→ Excerpt from a dataset:
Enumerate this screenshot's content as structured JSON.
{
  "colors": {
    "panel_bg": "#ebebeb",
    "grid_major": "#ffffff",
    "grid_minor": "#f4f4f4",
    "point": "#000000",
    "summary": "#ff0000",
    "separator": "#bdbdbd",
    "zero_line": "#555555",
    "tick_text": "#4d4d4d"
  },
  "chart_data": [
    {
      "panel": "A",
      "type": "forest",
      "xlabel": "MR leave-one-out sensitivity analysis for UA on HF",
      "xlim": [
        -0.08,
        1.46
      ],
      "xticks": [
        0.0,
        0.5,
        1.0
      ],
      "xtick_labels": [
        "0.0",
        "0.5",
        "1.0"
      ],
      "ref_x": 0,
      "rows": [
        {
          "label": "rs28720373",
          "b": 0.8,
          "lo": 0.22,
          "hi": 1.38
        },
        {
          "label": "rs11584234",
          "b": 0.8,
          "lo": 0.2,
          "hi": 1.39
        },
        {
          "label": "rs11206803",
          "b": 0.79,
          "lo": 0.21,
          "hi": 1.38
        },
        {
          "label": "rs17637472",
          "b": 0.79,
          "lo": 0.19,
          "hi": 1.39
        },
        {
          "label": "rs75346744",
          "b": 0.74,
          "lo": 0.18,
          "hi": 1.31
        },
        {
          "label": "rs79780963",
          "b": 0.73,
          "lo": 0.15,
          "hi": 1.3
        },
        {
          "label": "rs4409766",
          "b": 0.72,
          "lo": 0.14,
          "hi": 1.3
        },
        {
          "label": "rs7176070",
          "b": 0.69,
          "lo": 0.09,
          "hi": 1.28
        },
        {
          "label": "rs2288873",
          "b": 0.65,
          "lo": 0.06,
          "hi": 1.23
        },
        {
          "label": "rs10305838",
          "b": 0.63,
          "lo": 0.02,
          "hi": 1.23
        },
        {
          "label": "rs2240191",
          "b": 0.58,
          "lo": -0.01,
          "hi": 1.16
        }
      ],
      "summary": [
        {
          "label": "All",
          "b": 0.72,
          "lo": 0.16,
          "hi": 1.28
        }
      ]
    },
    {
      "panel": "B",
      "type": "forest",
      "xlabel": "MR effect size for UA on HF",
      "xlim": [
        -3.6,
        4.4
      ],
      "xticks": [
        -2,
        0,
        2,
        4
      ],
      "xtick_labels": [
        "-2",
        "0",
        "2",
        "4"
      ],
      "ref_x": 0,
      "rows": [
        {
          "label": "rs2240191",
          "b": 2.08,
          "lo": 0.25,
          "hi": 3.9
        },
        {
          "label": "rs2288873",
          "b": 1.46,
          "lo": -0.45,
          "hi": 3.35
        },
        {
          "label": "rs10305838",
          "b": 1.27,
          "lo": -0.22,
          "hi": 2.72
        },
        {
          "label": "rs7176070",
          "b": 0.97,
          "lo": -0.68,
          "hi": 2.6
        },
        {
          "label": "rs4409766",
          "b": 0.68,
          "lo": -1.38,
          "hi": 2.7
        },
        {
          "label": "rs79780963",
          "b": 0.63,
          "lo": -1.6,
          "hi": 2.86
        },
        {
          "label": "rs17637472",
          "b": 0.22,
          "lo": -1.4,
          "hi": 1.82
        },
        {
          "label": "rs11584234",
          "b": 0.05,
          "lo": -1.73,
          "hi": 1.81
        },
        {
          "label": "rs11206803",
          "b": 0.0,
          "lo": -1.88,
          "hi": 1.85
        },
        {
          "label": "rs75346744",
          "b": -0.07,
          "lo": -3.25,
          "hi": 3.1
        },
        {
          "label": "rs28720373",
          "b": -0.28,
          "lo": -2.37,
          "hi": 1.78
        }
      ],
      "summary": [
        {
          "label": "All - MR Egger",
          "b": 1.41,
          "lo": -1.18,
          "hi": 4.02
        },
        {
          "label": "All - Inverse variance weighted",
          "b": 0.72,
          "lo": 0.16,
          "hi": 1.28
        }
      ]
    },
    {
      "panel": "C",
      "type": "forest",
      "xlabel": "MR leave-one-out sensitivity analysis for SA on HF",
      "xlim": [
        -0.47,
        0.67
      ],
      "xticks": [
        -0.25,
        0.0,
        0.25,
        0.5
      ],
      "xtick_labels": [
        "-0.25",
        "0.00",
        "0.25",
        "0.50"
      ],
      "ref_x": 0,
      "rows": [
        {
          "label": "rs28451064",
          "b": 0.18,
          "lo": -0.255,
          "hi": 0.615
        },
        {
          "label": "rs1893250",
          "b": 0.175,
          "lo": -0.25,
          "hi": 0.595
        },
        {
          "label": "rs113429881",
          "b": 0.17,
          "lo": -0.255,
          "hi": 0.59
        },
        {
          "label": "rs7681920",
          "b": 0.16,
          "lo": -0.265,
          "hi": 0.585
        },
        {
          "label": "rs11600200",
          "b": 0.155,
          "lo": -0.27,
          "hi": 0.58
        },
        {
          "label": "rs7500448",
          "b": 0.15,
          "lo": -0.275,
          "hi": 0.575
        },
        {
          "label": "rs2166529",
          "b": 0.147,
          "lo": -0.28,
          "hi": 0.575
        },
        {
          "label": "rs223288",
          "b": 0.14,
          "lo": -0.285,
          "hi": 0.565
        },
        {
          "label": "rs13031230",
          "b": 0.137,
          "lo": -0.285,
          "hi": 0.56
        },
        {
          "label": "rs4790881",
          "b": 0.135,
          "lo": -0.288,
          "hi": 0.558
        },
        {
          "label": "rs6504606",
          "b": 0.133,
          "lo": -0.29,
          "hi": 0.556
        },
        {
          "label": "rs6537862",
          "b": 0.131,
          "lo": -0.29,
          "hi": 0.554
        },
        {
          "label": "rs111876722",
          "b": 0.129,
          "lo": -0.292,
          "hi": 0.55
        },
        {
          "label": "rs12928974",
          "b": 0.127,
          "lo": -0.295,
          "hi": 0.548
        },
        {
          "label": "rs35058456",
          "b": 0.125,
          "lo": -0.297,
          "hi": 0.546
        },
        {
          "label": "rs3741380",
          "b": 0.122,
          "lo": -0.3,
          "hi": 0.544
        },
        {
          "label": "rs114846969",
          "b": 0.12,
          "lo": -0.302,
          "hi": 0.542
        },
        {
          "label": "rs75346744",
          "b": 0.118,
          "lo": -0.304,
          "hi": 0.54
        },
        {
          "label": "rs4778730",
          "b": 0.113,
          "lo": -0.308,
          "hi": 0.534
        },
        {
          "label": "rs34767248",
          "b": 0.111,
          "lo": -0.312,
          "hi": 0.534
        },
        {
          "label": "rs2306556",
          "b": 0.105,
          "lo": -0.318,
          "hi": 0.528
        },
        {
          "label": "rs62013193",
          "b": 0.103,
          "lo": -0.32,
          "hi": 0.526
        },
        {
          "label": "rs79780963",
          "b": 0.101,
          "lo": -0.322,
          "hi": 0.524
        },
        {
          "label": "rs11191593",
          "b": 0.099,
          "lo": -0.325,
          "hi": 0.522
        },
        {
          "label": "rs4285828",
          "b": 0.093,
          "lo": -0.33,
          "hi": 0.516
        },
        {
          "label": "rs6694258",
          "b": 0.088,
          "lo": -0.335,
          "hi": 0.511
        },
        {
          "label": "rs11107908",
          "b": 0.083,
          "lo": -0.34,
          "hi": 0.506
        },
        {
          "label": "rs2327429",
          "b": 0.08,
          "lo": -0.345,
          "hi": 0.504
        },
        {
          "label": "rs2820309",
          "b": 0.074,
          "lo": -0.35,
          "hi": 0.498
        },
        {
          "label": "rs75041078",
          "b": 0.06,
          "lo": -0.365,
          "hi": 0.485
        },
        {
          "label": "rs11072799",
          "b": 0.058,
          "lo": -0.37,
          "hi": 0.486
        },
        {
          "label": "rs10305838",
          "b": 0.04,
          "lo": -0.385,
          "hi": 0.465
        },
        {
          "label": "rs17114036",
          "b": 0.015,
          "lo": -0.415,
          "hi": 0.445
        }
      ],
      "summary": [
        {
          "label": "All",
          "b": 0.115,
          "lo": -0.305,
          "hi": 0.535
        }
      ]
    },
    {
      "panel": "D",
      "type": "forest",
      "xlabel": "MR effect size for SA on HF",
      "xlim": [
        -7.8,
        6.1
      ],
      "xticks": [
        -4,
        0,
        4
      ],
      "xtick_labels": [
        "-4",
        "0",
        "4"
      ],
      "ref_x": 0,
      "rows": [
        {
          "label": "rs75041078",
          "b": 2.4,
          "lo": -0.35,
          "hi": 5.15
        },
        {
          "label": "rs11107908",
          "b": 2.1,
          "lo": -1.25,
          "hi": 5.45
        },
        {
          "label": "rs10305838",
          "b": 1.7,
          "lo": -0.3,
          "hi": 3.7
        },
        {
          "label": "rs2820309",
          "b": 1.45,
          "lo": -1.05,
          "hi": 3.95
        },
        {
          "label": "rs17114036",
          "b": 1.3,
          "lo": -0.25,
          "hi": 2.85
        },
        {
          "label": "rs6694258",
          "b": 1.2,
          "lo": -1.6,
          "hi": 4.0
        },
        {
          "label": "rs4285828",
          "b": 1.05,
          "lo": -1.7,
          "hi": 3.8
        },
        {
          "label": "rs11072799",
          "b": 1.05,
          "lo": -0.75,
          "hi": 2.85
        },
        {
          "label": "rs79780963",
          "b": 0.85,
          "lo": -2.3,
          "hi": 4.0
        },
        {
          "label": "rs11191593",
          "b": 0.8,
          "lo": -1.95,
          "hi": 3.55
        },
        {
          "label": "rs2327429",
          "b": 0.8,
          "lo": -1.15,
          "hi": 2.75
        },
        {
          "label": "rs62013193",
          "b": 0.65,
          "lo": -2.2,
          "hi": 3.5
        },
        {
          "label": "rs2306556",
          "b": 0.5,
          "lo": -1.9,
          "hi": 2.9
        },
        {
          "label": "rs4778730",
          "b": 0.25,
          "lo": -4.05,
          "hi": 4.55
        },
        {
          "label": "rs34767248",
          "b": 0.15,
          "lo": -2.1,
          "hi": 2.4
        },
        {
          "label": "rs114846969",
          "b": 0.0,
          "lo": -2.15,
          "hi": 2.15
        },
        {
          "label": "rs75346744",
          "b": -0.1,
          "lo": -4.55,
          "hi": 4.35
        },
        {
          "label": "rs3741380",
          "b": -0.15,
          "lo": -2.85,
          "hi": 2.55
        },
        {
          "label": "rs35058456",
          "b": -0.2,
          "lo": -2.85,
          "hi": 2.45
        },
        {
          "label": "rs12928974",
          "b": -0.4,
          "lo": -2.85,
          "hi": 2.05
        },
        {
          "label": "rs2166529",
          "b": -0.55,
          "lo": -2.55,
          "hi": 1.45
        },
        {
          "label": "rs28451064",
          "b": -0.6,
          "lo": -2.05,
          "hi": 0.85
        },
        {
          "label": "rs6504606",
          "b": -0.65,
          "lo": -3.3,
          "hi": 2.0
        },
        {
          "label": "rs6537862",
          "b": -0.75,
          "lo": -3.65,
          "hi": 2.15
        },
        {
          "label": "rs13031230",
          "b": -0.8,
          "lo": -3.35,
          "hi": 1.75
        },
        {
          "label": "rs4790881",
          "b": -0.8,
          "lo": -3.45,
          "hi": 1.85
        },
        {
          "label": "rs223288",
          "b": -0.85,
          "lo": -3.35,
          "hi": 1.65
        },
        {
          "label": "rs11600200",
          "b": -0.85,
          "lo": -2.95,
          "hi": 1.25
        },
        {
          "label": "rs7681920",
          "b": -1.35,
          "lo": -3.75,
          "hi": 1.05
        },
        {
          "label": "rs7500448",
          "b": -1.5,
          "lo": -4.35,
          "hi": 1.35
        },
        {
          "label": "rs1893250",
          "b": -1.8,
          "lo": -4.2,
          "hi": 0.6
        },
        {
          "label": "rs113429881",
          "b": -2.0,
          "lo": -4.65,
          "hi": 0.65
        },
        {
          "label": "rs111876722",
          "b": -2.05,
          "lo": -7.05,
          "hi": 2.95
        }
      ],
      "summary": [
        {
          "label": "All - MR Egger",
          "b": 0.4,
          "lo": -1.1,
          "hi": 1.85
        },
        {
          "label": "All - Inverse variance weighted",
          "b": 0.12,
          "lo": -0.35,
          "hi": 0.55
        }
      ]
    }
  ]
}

→ Short problem: Pick out each line containing the string "leave" and copy it.

→ Solution to this exercise:
      "xlabel": "MR leave-one-out sensitivity analysis for UA on HF",
      "xlabel": "MR leave-one-out sensitivity analysis for SA on HF",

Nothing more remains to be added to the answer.